# Start of SOURCE DATA

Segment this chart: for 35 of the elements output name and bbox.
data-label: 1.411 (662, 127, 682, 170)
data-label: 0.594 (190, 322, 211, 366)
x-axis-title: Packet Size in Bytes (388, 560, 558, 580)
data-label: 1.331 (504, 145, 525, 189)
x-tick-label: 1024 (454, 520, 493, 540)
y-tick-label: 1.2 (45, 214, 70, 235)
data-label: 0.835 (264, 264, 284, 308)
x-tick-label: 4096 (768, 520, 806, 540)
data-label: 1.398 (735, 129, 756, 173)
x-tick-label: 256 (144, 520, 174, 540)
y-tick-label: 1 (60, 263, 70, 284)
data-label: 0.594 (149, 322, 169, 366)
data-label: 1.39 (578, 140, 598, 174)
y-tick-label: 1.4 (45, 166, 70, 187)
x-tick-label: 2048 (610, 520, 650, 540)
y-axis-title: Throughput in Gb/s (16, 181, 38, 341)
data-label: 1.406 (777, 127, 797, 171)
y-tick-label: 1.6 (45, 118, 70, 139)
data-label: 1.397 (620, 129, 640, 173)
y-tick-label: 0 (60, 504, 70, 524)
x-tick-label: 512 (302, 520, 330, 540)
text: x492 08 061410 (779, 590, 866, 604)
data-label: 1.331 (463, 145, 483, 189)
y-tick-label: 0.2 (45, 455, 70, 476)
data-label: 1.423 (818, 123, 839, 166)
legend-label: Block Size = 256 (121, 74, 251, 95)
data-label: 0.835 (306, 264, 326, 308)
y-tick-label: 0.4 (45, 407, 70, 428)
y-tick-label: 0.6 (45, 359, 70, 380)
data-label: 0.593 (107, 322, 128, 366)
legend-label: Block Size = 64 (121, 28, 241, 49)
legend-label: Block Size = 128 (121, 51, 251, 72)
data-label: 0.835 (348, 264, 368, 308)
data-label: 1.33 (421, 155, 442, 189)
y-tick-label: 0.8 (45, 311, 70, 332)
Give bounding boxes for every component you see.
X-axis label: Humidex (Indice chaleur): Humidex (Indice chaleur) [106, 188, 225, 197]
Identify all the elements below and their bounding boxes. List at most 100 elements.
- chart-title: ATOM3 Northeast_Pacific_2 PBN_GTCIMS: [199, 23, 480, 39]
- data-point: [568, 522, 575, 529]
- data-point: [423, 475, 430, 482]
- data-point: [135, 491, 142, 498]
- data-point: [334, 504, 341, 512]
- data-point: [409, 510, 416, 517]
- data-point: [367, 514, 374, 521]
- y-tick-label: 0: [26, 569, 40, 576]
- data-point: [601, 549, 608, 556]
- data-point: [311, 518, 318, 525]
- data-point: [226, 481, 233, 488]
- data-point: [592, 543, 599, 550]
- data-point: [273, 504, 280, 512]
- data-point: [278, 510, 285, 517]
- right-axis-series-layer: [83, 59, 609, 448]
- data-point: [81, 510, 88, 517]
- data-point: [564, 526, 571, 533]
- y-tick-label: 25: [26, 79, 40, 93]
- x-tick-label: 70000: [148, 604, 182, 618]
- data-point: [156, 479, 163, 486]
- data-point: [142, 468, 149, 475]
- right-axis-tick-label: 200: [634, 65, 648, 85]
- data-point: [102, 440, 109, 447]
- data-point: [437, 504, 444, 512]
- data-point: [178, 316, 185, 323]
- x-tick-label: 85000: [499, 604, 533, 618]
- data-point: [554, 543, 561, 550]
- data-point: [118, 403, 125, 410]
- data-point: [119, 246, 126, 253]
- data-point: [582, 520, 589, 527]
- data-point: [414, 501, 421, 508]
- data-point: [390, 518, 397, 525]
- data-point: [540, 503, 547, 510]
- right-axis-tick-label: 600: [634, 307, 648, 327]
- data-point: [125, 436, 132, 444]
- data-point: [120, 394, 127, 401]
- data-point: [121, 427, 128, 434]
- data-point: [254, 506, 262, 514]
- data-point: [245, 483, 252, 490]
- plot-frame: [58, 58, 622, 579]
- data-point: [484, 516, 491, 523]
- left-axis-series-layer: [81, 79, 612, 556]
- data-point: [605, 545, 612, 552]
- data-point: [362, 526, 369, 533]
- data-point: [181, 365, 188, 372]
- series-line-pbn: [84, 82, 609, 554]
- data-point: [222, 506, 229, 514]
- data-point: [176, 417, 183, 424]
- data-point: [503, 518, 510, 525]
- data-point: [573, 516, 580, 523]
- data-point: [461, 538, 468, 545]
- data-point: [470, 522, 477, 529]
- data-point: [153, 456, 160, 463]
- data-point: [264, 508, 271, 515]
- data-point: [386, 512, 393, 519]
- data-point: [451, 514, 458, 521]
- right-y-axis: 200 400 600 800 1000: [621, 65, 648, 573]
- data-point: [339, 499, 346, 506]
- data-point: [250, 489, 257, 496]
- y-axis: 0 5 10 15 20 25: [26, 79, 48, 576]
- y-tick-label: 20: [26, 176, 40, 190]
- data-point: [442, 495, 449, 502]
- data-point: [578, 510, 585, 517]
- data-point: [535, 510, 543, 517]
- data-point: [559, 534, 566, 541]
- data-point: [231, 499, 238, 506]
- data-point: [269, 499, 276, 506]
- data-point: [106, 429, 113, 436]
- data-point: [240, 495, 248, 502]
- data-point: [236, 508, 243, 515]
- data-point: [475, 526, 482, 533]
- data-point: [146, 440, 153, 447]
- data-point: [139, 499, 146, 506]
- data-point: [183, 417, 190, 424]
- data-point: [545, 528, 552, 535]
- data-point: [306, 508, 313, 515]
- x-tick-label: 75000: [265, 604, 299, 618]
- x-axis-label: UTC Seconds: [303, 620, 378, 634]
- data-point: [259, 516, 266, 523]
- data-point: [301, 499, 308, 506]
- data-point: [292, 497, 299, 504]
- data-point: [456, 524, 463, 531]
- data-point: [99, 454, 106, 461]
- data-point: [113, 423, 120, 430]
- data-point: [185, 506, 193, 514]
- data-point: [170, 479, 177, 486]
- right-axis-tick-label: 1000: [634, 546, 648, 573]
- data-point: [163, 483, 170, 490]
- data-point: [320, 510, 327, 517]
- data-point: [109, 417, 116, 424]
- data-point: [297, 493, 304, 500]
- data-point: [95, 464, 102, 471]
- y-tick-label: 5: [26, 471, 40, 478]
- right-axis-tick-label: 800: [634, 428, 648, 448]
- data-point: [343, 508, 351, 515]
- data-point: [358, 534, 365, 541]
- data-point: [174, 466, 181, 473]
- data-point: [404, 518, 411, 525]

# End of SOURCE DATA

_STATED EXERCISE_
How many lines in the items above contain the string "Size", with case counting? Reply with the number only.

_EXERCISE ANSWER_
4